Figure record listings

○ ○ ○ ○ ○ ○ ○

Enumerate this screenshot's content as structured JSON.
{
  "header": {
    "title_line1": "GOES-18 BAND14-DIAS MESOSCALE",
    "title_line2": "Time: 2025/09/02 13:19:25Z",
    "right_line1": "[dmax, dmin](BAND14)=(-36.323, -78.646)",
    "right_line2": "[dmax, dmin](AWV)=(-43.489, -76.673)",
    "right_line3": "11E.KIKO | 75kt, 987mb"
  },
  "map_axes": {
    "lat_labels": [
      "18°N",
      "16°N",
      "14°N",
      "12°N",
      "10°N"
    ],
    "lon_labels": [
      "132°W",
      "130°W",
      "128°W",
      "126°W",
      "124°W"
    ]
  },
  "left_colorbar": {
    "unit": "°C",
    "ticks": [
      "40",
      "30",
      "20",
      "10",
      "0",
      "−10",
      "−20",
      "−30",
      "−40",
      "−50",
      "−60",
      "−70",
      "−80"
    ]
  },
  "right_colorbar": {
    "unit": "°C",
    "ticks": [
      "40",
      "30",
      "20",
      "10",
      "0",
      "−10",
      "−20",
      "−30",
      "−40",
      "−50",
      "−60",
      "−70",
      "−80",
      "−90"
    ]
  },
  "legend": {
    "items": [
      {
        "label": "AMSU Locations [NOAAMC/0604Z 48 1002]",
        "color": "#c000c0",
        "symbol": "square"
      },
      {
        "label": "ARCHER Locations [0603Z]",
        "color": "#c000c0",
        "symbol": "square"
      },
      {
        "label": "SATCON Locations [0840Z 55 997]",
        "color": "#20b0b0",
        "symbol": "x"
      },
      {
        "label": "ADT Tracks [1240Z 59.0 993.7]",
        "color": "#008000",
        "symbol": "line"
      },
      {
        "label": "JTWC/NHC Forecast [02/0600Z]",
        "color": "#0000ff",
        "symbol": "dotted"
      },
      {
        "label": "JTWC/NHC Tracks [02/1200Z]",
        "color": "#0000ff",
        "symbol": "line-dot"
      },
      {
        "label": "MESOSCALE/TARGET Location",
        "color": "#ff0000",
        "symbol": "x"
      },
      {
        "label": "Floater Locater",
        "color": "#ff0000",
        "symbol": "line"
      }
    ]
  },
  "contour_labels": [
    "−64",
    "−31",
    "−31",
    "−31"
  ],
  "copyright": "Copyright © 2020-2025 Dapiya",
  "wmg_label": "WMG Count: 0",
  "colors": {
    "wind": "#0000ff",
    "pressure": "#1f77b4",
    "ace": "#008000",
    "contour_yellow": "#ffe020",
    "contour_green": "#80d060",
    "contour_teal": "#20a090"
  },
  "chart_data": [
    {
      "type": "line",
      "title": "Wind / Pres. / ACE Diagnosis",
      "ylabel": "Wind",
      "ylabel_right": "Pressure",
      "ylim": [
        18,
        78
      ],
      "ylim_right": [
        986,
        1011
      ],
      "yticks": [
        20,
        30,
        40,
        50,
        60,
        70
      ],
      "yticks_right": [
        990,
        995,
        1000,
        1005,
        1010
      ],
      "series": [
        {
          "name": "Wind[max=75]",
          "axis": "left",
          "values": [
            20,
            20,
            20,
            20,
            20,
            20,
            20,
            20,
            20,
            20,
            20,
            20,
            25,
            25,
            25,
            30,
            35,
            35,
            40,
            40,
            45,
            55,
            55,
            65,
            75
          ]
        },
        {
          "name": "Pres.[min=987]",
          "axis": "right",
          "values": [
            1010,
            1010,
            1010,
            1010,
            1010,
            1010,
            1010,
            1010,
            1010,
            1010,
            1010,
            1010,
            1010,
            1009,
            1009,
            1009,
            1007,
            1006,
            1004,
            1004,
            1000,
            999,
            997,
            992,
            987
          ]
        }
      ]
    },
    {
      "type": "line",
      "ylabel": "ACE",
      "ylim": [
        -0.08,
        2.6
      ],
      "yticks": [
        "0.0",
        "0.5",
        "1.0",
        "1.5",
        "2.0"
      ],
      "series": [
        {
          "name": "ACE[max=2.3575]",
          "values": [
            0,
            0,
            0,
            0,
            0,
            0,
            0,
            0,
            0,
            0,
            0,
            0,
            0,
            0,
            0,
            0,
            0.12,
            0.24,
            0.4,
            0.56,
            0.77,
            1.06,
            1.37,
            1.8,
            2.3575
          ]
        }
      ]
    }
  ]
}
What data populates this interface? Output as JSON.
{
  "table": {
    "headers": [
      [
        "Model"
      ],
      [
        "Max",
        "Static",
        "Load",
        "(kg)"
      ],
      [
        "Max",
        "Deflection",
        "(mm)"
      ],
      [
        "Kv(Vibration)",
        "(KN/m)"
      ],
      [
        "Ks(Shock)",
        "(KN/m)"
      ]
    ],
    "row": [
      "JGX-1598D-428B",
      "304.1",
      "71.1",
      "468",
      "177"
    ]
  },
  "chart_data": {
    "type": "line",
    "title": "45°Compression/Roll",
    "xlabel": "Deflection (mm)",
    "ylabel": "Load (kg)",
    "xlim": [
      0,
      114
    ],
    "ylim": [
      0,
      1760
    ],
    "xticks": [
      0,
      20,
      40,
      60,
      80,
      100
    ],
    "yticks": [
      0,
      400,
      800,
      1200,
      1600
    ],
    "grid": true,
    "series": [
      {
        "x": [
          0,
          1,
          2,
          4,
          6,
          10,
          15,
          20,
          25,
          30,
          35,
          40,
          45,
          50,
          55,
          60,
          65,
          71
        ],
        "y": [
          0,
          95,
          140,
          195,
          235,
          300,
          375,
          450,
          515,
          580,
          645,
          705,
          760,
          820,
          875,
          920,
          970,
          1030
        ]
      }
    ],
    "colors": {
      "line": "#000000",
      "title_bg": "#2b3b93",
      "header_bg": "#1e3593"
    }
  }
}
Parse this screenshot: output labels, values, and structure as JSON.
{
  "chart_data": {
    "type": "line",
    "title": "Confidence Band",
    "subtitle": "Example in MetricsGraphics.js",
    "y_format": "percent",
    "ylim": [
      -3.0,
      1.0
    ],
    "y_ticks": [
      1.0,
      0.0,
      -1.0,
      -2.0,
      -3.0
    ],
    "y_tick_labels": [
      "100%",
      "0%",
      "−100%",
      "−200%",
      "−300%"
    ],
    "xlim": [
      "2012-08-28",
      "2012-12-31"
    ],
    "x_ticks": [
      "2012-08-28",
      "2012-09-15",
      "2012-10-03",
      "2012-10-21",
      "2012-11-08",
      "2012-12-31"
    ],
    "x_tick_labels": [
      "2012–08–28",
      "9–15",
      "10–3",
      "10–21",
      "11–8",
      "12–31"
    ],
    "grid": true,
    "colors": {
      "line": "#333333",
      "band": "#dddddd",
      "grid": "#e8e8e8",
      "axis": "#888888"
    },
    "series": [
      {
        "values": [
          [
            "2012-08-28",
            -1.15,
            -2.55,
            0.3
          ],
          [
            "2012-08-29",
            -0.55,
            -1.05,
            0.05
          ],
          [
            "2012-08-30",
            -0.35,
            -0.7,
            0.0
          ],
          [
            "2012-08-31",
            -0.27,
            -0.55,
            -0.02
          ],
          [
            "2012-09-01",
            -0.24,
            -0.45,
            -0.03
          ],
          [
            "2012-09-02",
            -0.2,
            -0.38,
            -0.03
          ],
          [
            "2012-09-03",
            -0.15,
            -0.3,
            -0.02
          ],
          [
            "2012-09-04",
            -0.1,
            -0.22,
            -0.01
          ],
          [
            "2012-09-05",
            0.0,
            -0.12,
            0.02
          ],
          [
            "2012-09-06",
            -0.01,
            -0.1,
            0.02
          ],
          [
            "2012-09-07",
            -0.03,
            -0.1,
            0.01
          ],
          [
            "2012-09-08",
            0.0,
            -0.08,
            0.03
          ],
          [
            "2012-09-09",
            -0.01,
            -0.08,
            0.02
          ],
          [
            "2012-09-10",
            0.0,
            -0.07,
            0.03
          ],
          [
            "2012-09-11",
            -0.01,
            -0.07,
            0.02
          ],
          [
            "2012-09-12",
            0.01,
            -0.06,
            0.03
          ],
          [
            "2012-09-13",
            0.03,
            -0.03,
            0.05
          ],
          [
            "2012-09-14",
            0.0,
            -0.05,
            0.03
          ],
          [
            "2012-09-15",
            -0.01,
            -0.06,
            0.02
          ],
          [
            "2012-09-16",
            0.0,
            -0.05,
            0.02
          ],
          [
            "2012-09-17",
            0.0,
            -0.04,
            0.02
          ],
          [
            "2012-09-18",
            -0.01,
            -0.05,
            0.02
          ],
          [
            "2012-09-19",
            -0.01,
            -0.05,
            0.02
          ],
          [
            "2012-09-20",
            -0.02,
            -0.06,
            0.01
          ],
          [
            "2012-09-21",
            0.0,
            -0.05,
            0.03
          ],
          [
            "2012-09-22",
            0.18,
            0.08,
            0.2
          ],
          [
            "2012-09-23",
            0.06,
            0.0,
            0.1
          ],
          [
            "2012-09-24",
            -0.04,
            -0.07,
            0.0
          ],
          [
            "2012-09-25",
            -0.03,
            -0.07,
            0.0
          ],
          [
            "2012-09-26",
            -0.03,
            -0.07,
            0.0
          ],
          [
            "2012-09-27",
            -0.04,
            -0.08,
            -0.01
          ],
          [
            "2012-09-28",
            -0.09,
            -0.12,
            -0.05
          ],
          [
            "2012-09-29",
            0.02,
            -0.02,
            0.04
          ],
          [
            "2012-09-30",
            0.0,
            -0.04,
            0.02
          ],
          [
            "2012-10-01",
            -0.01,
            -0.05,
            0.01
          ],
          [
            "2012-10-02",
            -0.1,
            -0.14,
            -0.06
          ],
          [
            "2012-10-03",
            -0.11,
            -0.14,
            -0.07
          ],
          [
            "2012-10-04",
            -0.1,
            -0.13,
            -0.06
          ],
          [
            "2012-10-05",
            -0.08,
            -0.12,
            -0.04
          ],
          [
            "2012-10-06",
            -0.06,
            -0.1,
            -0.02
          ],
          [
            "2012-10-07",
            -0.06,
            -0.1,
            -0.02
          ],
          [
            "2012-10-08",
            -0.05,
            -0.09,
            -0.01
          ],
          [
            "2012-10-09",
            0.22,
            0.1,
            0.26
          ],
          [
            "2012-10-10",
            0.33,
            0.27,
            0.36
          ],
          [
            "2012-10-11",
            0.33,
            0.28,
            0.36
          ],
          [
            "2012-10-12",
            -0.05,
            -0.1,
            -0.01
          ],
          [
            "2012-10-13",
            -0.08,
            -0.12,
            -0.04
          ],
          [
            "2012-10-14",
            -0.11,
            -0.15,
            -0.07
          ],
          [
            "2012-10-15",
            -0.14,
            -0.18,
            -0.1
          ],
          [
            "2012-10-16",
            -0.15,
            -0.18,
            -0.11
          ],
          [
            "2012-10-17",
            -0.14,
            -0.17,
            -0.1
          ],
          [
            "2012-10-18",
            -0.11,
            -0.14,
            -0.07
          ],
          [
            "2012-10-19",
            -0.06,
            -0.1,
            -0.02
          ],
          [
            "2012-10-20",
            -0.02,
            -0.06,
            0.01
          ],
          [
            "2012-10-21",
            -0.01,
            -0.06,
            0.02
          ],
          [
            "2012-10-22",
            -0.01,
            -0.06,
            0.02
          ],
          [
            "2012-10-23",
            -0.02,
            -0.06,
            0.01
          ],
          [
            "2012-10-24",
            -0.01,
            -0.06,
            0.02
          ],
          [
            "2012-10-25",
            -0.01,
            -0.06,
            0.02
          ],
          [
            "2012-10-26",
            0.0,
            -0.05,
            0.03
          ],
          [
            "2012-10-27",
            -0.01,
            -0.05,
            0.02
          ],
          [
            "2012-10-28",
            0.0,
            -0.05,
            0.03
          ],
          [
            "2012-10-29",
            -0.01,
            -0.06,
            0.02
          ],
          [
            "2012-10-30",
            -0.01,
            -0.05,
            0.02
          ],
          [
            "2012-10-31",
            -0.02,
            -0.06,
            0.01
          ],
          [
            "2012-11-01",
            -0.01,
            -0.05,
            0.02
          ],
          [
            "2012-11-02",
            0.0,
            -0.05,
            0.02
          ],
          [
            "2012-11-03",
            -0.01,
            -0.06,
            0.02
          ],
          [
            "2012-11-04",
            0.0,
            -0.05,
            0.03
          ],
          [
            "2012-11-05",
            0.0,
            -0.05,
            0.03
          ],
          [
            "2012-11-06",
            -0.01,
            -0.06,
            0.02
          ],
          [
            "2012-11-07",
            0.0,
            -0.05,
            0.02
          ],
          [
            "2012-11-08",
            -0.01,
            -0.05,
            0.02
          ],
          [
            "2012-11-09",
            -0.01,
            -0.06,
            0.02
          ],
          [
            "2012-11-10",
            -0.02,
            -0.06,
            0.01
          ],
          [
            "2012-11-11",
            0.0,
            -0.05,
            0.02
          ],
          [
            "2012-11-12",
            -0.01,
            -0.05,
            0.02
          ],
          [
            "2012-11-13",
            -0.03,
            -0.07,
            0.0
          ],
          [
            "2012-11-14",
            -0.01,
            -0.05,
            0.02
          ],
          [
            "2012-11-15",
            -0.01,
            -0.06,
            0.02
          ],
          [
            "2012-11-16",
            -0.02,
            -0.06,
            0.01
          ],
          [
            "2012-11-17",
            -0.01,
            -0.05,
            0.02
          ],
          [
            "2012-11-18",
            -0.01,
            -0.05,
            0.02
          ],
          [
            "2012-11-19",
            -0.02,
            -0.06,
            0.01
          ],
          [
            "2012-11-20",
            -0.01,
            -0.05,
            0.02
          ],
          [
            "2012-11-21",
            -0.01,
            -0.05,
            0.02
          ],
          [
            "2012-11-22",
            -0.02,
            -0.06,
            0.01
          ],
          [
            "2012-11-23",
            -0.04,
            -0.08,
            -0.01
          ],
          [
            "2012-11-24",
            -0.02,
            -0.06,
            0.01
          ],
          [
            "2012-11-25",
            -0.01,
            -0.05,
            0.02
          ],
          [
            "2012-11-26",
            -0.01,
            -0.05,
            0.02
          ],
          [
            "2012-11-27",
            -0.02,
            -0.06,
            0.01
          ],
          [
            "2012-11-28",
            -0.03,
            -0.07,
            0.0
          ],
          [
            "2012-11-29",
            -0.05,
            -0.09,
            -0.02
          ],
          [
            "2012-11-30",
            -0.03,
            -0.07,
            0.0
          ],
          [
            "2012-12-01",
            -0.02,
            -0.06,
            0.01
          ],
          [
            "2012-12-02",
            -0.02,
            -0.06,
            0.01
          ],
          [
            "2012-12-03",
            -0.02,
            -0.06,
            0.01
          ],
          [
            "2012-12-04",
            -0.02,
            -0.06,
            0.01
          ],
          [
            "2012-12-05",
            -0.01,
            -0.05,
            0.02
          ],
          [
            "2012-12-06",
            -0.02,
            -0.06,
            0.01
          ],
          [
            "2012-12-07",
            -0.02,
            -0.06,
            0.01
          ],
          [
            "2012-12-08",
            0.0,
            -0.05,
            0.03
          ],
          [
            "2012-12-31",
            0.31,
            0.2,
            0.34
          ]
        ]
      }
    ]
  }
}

○ ○ ○ ○ ○ ○ ○

*Goal of the exercise*: Copy each line of the listing that holds the word "name".

*The reply*:
          "name": "Wind[max=75]",
          "name": "Pres.[min=987]",
          "name": "ACE[max=2.3575]",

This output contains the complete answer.